RECORD EXTRACTS:
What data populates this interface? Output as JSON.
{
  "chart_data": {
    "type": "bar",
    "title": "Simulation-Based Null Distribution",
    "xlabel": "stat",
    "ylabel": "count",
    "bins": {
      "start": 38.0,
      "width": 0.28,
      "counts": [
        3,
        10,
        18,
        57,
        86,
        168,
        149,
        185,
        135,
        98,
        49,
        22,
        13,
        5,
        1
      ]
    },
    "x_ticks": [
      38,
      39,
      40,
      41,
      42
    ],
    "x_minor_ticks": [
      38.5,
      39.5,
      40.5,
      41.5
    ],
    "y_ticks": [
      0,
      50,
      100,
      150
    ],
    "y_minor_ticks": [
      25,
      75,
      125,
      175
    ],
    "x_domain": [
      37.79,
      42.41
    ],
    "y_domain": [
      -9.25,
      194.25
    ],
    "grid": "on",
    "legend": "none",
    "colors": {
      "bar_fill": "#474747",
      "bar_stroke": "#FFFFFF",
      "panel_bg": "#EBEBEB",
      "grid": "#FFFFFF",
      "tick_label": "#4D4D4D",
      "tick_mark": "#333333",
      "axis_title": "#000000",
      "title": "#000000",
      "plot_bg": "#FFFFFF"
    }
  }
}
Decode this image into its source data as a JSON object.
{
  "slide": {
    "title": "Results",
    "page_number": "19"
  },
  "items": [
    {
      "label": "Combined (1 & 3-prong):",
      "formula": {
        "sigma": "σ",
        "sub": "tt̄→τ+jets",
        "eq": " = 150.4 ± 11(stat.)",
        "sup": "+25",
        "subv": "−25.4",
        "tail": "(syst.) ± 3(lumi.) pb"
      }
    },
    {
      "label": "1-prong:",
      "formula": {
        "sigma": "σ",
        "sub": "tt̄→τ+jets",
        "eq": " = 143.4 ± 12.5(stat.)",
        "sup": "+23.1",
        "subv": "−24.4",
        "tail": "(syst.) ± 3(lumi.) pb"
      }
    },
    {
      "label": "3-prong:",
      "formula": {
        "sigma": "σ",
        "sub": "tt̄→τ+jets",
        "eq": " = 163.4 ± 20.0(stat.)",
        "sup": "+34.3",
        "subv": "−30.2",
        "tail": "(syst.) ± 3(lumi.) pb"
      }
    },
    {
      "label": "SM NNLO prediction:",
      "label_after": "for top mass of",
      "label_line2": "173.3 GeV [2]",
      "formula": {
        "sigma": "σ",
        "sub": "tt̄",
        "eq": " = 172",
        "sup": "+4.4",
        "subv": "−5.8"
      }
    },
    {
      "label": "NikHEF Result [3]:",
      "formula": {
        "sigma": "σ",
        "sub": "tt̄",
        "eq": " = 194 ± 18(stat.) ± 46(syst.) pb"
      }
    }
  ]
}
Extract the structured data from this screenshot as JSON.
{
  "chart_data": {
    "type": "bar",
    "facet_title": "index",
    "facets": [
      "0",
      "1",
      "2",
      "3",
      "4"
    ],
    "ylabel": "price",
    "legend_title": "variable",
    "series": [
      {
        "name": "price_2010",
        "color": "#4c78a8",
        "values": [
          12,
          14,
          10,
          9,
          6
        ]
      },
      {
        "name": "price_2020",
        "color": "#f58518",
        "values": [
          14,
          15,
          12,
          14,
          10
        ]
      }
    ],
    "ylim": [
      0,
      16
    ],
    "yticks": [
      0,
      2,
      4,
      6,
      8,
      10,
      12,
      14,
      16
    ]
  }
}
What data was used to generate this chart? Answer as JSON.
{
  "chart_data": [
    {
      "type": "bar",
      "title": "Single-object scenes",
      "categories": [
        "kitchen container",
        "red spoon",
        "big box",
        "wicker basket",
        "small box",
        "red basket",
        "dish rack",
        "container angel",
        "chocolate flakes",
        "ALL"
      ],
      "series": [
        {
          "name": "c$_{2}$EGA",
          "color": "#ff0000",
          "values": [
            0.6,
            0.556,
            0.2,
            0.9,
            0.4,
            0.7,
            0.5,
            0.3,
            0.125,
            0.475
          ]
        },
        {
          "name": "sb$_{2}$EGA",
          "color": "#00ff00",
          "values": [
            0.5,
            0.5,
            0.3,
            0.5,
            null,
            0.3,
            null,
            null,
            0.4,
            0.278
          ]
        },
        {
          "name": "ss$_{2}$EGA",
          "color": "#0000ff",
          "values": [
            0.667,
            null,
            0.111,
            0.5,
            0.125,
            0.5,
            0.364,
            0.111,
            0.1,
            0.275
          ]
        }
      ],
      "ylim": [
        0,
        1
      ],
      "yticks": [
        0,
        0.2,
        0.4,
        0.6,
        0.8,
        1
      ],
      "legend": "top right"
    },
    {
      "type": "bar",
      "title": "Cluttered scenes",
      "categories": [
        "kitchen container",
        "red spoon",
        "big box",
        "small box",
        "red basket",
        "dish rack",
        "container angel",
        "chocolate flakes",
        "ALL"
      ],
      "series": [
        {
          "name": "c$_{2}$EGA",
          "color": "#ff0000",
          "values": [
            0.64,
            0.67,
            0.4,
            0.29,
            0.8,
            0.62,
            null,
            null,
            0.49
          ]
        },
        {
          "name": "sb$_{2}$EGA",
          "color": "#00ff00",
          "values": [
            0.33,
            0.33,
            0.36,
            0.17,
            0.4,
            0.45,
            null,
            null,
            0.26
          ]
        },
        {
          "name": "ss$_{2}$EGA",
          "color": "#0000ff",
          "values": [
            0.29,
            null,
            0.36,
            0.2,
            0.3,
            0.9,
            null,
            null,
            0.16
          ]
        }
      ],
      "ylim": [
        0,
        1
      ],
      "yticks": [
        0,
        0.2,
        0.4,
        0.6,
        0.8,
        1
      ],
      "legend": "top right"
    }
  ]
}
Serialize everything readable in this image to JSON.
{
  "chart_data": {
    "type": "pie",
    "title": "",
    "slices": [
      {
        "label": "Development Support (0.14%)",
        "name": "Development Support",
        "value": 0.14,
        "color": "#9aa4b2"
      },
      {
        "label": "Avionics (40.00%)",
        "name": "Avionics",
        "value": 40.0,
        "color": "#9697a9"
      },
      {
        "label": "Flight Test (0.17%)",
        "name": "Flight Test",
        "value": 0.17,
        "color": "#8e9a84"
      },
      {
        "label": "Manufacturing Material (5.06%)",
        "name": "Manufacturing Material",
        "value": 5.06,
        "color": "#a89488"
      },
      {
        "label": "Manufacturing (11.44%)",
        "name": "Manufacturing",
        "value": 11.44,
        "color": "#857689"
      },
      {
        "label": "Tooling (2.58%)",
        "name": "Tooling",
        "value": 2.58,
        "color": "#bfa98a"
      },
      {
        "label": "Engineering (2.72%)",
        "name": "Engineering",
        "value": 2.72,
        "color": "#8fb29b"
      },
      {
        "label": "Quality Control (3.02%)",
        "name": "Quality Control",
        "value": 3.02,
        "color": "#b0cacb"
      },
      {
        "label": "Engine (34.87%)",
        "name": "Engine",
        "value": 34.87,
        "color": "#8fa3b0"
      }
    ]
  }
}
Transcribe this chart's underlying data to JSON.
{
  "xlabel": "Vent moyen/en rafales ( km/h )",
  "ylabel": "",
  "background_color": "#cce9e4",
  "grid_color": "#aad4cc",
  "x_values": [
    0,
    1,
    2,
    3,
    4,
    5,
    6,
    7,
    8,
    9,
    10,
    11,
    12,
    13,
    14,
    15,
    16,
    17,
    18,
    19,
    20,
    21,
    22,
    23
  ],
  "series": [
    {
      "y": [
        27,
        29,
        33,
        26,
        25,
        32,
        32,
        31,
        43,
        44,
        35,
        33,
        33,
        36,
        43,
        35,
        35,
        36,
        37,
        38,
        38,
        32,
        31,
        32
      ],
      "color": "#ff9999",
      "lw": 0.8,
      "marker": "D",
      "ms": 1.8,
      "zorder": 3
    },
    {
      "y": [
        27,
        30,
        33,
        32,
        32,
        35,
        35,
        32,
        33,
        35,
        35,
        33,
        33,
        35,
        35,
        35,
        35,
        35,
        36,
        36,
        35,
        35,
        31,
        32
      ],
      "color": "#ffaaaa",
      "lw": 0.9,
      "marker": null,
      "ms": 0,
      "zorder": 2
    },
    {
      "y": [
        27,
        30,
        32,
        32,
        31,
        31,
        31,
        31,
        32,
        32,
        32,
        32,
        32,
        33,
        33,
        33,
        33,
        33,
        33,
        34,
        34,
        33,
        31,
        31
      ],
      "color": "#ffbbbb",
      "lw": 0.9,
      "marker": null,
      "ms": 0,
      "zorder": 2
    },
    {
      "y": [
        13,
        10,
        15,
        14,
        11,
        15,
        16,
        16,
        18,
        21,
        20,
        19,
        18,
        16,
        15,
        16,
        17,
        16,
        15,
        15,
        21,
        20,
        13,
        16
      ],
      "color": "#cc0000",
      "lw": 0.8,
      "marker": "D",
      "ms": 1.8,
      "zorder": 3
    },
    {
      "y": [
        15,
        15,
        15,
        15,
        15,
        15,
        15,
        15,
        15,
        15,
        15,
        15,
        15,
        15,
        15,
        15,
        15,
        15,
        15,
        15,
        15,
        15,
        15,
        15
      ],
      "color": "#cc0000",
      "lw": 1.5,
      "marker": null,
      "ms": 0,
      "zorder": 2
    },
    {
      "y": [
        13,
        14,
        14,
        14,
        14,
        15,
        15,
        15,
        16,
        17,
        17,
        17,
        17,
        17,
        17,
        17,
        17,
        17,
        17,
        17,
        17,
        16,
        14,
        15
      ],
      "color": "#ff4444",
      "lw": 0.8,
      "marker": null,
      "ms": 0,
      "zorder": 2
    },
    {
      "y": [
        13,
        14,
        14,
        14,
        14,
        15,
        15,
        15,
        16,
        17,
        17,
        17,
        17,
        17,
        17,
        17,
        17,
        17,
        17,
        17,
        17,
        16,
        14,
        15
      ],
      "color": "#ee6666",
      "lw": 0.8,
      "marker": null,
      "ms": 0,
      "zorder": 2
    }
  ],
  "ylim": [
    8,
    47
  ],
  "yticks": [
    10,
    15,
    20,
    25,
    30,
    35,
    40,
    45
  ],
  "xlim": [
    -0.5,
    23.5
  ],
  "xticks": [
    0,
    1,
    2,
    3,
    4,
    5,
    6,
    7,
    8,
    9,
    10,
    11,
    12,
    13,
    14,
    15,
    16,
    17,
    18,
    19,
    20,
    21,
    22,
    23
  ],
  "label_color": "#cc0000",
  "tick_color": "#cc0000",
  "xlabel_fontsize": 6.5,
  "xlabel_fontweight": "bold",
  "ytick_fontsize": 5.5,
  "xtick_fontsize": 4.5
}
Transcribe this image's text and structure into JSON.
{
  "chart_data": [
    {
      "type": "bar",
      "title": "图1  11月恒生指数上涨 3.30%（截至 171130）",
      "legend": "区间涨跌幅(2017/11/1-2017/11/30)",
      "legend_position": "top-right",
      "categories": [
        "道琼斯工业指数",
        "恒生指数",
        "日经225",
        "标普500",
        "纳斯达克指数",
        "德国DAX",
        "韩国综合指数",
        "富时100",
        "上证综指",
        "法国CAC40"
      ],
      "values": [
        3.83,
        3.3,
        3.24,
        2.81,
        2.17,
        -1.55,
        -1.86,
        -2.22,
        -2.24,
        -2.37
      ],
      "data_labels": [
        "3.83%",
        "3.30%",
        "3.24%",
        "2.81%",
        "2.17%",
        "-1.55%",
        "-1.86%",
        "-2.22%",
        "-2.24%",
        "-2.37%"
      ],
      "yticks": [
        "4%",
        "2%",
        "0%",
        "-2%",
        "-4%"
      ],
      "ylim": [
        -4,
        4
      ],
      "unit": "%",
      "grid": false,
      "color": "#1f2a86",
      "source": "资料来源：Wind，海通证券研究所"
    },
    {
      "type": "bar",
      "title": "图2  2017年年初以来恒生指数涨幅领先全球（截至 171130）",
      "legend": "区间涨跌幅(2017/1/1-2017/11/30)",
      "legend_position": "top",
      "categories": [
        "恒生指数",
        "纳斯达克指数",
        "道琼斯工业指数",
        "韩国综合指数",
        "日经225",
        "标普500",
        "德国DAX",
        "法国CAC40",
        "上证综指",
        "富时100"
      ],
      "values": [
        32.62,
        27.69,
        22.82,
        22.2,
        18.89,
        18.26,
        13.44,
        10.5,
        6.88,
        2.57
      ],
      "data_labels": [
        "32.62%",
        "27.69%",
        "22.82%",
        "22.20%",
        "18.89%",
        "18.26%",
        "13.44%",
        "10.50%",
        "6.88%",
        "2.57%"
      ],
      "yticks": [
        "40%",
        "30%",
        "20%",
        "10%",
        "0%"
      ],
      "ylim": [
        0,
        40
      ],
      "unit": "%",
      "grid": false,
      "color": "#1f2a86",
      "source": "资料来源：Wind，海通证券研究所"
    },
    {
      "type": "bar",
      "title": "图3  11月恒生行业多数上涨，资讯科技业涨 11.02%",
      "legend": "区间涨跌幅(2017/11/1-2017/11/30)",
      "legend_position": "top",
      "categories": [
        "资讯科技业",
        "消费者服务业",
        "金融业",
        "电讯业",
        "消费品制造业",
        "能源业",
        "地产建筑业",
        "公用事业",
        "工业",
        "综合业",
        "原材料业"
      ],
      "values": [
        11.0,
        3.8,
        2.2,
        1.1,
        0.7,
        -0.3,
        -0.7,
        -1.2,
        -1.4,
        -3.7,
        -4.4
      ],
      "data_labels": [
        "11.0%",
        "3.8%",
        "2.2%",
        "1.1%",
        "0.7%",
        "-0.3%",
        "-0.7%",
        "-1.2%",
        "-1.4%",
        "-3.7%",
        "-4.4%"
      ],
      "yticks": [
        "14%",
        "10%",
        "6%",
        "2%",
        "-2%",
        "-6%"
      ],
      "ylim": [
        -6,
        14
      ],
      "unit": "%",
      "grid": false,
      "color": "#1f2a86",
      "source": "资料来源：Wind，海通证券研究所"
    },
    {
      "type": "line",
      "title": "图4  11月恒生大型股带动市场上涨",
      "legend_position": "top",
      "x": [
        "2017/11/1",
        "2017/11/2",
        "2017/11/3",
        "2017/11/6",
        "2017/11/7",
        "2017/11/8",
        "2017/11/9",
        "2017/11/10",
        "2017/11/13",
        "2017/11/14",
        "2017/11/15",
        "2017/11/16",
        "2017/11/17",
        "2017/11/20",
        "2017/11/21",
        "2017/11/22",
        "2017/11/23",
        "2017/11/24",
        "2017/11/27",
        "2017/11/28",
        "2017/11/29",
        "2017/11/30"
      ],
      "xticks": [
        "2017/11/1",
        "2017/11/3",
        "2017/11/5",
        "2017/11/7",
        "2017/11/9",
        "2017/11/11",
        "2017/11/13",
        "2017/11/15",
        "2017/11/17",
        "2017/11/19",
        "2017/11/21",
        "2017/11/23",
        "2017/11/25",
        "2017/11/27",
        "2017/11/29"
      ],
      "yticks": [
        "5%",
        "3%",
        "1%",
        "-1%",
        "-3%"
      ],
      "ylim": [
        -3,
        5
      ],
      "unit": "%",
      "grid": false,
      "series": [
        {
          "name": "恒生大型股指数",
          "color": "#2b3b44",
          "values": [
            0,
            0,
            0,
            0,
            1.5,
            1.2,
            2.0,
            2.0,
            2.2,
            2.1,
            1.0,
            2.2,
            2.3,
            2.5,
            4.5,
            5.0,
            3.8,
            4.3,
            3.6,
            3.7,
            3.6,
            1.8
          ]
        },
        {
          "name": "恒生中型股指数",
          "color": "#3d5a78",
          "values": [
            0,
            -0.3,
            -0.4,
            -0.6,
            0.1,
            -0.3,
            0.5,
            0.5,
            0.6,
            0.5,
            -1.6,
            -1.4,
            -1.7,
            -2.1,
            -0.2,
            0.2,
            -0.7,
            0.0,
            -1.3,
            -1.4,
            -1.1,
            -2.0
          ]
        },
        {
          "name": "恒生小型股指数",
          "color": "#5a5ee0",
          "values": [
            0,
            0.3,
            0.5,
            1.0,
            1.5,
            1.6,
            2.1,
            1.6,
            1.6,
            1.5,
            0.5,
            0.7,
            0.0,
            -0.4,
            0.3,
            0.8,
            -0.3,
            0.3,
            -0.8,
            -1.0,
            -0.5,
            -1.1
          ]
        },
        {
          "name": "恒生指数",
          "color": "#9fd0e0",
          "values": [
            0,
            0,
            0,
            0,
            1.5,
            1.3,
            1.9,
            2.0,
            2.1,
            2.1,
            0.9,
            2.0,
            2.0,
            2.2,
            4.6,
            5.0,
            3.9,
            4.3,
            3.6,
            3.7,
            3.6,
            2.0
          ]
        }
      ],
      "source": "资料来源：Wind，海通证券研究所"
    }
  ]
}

WHAT TO PRODUCE:
Go through the listing above and list every line that has the word "Material".

CORRECT RESPONSE:
        "label": "Manufacturing Material (5.06%)",
        "name": "Manufacturing Material",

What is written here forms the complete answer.